Records for the exercise —
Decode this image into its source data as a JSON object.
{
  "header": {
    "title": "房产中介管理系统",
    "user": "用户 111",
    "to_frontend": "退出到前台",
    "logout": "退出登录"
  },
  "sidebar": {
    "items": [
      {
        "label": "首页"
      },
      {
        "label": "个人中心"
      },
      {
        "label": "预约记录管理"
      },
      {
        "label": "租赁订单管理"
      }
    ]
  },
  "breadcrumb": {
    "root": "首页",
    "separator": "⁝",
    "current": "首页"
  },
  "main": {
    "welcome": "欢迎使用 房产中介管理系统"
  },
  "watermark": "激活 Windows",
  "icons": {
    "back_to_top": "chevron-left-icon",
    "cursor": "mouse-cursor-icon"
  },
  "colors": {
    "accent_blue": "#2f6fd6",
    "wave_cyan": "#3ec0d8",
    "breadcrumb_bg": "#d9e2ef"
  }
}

Task —
Search the data for "label". Copy every matching line.

Complete output —
        "label": "首页"
        "label": "个人中心"
        "label": "预约记录管理"
        "label": "租赁订单管理"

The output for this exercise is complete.